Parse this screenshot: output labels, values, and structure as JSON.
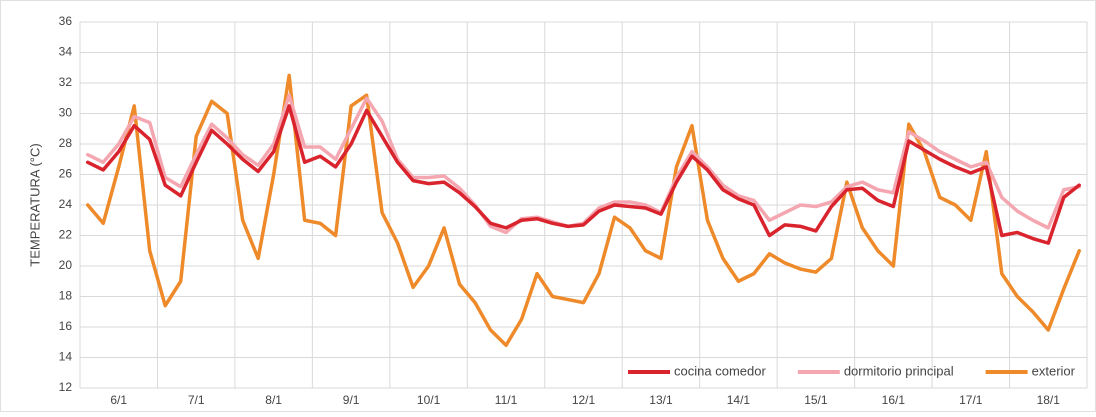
{
  "chart_data": {
    "type": "line",
    "ylabel": "TEMPERATURA (°C)",
    "categories": [
      null,
      null,
      "6/1",
      null,
      null,
      null,
      null,
      "7/1",
      null,
      null,
      null,
      null,
      "8/1",
      null,
      null,
      null,
      null,
      "9/1",
      null,
      null,
      null,
      null,
      "10/1",
      null,
      null,
      null,
      null,
      "11/1",
      null,
      null,
      null,
      null,
      "12/1",
      null,
      null,
      null,
      null,
      "13/1",
      null,
      null,
      null,
      null,
      "14/1",
      null,
      null,
      null,
      null,
      "15/1",
      null,
      null,
      null,
      null,
      "16/1",
      null,
      null,
      null,
      null,
      "17/1",
      null,
      null,
      null,
      null,
      "18/1",
      null,
      null
    ],
    "series": [
      {
        "name": "cocina comedor",
        "color": "#d9232d",
        "values": [
          26.8,
          26.3,
          27.5,
          29.2,
          28.3,
          25.3,
          24.6,
          26.8,
          28.9,
          28,
          27,
          26.2,
          27.5,
          30.5,
          26.8,
          27.2,
          26.5,
          28,
          30.2,
          28.5,
          26.8,
          25.6,
          25.4,
          25.5,
          24.8,
          23.9,
          22.8,
          22.5,
          23,
          23.1,
          22.8,
          22.6,
          22.7,
          23.6,
          24,
          23.9,
          23.8,
          23.4,
          25.5,
          27.2,
          26.3,
          25,
          24.4,
          24,
          22,
          22.7,
          22.6,
          22.3,
          23.9,
          25,
          25.1,
          24.3,
          23.9,
          28.2,
          27.6,
          27,
          26.5,
          26.1,
          26.5,
          22,
          22.2,
          21.8,
          21.5,
          24.5,
          25.3
        ]
      },
      {
        "name": "dormitorio principal",
        "color": "#f4a7b0",
        "values": [
          27.3,
          26.8,
          28,
          29.8,
          29.4,
          25.8,
          25.2,
          27.3,
          29.3,
          28.4,
          27.3,
          26.6,
          28,
          31.2,
          27.8,
          27.8,
          27,
          29,
          31,
          29.5,
          27,
          25.8,
          25.8,
          25.9,
          25.1,
          24,
          22.6,
          22.2,
          23.1,
          23.2,
          22.9,
          22.6,
          22.8,
          23.8,
          24.2,
          24.2,
          24,
          23.5,
          25.8,
          27.5,
          26.5,
          25.3,
          24.6,
          24.3,
          23,
          23.5,
          24,
          23.9,
          24.2,
          25.2,
          25.5,
          25,
          24.8,
          28.8,
          28.2,
          27.5,
          27,
          26.5,
          26.8,
          24.5,
          23.6,
          23,
          22.5,
          25,
          25.2
        ]
      },
      {
        "name": "exterior",
        "color": "#ee8a2a",
        "values": [
          24,
          22.8,
          26.5,
          30.5,
          21,
          17.4,
          19,
          28.5,
          30.8,
          30,
          23,
          20.5,
          26,
          32.5,
          23,
          22.8,
          22,
          30.5,
          31.2,
          23.5,
          21.5,
          18.6,
          20,
          22.5,
          18.8,
          17.6,
          15.8,
          14.8,
          16.5,
          19.5,
          18,
          17.8,
          17.6,
          19.5,
          23.2,
          22.5,
          21,
          20.5,
          26.5,
          29.2,
          23,
          20.5,
          19,
          19.5,
          20.8,
          20.2,
          19.8,
          19.6,
          20.5,
          25.5,
          22.5,
          21,
          20,
          29.3,
          27.5,
          24.5,
          24,
          23,
          27.5,
          19.5,
          18,
          17,
          15.8,
          18.5,
          21
        ]
      }
    ],
    "ylim": [
      12,
      36
    ],
    "yticks": [
      12,
      14,
      16,
      18,
      20,
      22,
      24,
      26,
      28,
      30,
      32,
      34,
      36
    ],
    "grid": true,
    "legend": "lower right"
  }
}
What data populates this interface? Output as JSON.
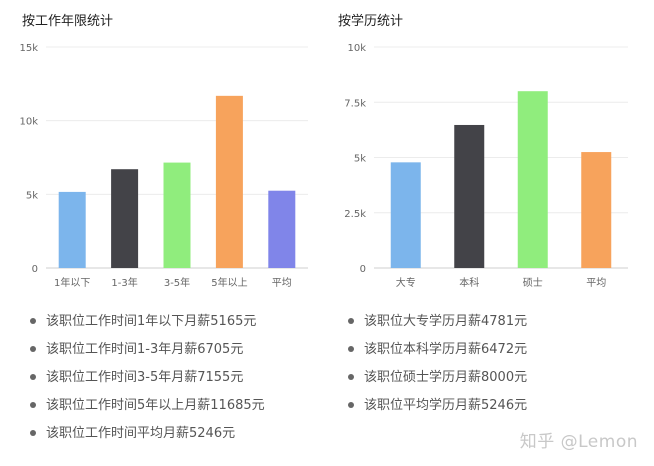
——————————
**YOUR OBJECTIVE**
Repeat the data exactly in full, omitting its pictures.

**FINISHED EXERCISE**
Parse this screenshot: output labels, values, and structure as JSON.
{
  "chart_data": {
    "type": "line",
    "ylabel": "TEMPERATURA (°C)",
    "categories": [
      null,
      null,
      "6/1",
      null,
      null,
      null,
      null,
      "7/1",
      null,
      null,
      null,
      null,
      "8/1",
      null,
      null,
      null,
      null,
      "9/1",
      null,
      null,
      null,
      null,
      "10/1",
      null,
      null,
      null,
      null,
      "11/1",
      null,
      null,
      null,
      null,
      "12/1",
      null,
      null,
      null,
      null,
      "13/1",
      null,
      null,
      null,
      null,
      "14/1",
      null,
      null,
      null,
      null,
      "15/1",
      null,
      null,
      null,
      null,
      "16/1",
      null,
      null,
      null,
      null,
      "17/1",
      null,
      null,
      null,
      null,
      "18/1",
      null,
      null
    ],
    "series": [
      {
        "name": "cocina comedor",
        "color": "#d9232d",
        "values": [
          26.8,
          26.3,
          27.5,
          29.2,
          28.3,
          25.3,
          24.6,
          26.8,
          28.9,
          28,
          27,
          26.2,
          27.5,
          30.5,
          26.8,
          27.2,
          26.5,
          28,
          30.2,
          28.5,
          26.8,
          25.6,
          25.4,
          25.5,
          24.8,
          23.9,
          22.8,
          22.5,
          23,
          23.1,
          22.8,
          22.6,
          22.7,
          23.6,
          24,
          23.9,
          23.8,
          23.4,
          25.5,
          27.2,
          26.3,
          25,
          24.4,
          24,
          22,
          22.7,
          22.6,
          22.3,
          23.9,
          25,
          25.1,
          24.3,
          23.9,
          28.2,
          27.6,
          27,
          26.5,
          26.1,
          26.5,
          22,
          22.2,
          21.8,
          21.5,
          24.5,
          25.3
        ]
      },
      {
        "name": "dormitorio principal",
        "color": "#f4a7b0",
        "values": [
          27.3,
          26.8,
          28,
          29.8,
          29.4,
          25.8,
          25.2,
          27.3,
          29.3,
          28.4,
          27.3,
          26.6,
          28,
          31.2,
          27.8,
          27.8,
          27,
          29,
          31,
          29.5,
          27,
          25.8,
          25.8,
          25.9,
          25.1,
          24,
          22.6,
          22.2,
          23.1,
          23.2,
          22.9,
          22.6,
          22.8,
          23.8,
          24.2,
          24.2,
          24,
          23.5,
          25.8,
          27.5,
          26.5,
          25.3,
          24.6,
          24.3,
          23,
          23.5,
          24,
          23.9,
          24.2,
          25.2,
          25.5,
          25,
          24.8,
          28.8,
          28.2,
          27.5,
          27,
          26.5,
          26.8,
          24.5,
          23.6,
          23,
          22.5,
          25,
          25.2
        ]
      },
      {
        "name": "exterior",
        "color": "#ee8a2a",
        "values": [
          24,
          22.8,
          26.5,
          30.5,
          21,
          17.4,
          19,
          28.5,
          30.8,
          30,
          23,
          20.5,
          26,
          32.5,
          23,
          22.8,
          22,
          30.5,
          31.2,
          23.5,
          21.5,
          18.6,
          20,
          22.5,
          18.8,
          17.6,
          15.8,
          14.8,
          16.5,
          19.5,
          18,
          17.8,
          17.6,
          19.5,
          23.2,
          22.5,
          21,
          20.5,
          26.5,
          29.2,
          23,
          20.5,
          19,
          19.5,
          20.8,
          20.2,
          19.8,
          19.6,
          20.5,
          25.5,
          22.5,
          21,
          20,
          29.3,
          27.5,
          24.5,
          24,
          23,
          27.5,
          19.5,
          18,
          17,
          15.8,
          18.5,
          21
        ]
      }
    ],
    "ylim": [
      12,
      36
    ],
    "yticks": [
      12,
      14,
      16,
      18,
      20,
      22,
      24,
      26,
      28,
      30,
      32,
      34,
      36
    ],
    "grid": true,
    "legend": "lower right"
  }
}
What data populates this interface? Output as JSON.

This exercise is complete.